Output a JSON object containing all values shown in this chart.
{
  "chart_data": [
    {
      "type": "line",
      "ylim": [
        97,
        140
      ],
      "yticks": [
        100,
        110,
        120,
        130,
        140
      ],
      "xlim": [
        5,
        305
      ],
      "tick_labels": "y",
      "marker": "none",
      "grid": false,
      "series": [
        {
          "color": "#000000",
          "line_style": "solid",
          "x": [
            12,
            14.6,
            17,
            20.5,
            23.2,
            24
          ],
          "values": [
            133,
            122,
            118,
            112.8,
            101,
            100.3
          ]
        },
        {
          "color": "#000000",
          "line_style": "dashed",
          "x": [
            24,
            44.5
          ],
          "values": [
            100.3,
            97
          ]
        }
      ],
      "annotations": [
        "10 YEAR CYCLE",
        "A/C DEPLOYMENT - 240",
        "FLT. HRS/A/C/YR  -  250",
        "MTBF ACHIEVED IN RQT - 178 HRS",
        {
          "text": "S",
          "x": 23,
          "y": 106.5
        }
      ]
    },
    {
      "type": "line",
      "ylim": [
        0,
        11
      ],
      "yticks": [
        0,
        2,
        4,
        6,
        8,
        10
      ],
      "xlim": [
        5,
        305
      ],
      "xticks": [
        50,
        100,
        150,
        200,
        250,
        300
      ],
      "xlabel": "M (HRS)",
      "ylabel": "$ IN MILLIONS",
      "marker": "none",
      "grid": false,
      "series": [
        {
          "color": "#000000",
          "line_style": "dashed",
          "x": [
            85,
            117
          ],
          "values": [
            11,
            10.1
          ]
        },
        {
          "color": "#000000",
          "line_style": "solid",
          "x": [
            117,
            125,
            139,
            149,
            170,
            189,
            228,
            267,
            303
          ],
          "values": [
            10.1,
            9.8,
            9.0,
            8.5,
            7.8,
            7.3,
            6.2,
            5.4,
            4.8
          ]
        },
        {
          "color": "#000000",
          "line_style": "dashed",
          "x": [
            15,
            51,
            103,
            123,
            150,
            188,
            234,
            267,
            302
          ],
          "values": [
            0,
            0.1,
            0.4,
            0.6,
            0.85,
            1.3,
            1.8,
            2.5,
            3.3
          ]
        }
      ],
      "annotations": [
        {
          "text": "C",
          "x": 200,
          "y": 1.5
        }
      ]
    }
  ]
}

⁂

-- Your goal --
Write out the entries in full, exactly as given.

-- Result for this task --
Output a JSON object containing all values shown in this chart.
{
  "chart_data": [
    {
      "type": "line",
      "ylim": [
        97,
        140
      ],
      "yticks": [
        100,
        110,
        120,
        130,
        140
      ],
      "xlim": [
        5,
        305
      ],
      "tick_labels": "y",
      "marker": "none",
      "grid": false,
      "series": [
        {
          "color": "#000000",
          "line_style": "solid",
          "x": [
            12,
            14.6,
            17,
            20.5,
            23.2,
            24
          ],
          "values": [
            133,
            122,
            118,
            112.8,
            101,
            100.3
          ]
        },
        {
          "color": "#000000",
          "line_style": "dashed",
          "x": [
            24,
            44.5
          ],
          "values": [
            100.3,
            97
          ]
        }
      ],
      "annotations": [
        "10 YEAR CYCLE",
        "A/C DEPLOYMENT - 240",
        "FLT. HRS/A/C/YR  -  250",
        "MTBF ACHIEVED IN RQT - 178 HRS",
        {
          "text": "S",
          "x": 23,
          "y": 106.5
        }
      ]
    },
    {
      "type": "line",
      "ylim": [
        0,
        11
      ],
      "yticks": [
        0,
        2,
        4,
        6,
        8,
        10
      ],
      "xlim": [
        5,
        305
      ],
      "xticks": [
        50,
        100,
        150,
        200,
        250,
        300
      ],
      "xlabel": "M (HRS)",
      "ylabel": "$ IN MILLIONS",
      "marker": "none",
      "grid": false,
      "series": [
        {
          "color": "#000000",
          "line_style": "dashed",
          "x": [
            85,
            117
          ],
          "values": [
            11,
            10.1
          ]
        },
        {
          "color": "#000000",
          "line_style": "solid",
          "x": [
            117,
            125,
            139,
            149,
            170,
            189,
            228,
            267,
            303
          ],
          "values": [
            10.1,
            9.8,
            9.0,
            8.5,
            7.8,
            7.3,
            6.2,
            5.4,
            4.8
          ]
        },
        {
          "color": "#000000",
          "line_style": "dashed",
          "x": [
            15,
            51,
            103,
            123,
            150,
            188,
            234,
            267,
            302
          ],
          "values": [
            0,
            0.1,
            0.4,
            0.6,
            0.85,
            1.3,
            1.8,
            2.5,
            3.3
          ]
        }
      ],
      "annotations": [
        {
          "text": "C",
          "x": 200,
          "y": 1.5
        }
      ]
    }
  ]
}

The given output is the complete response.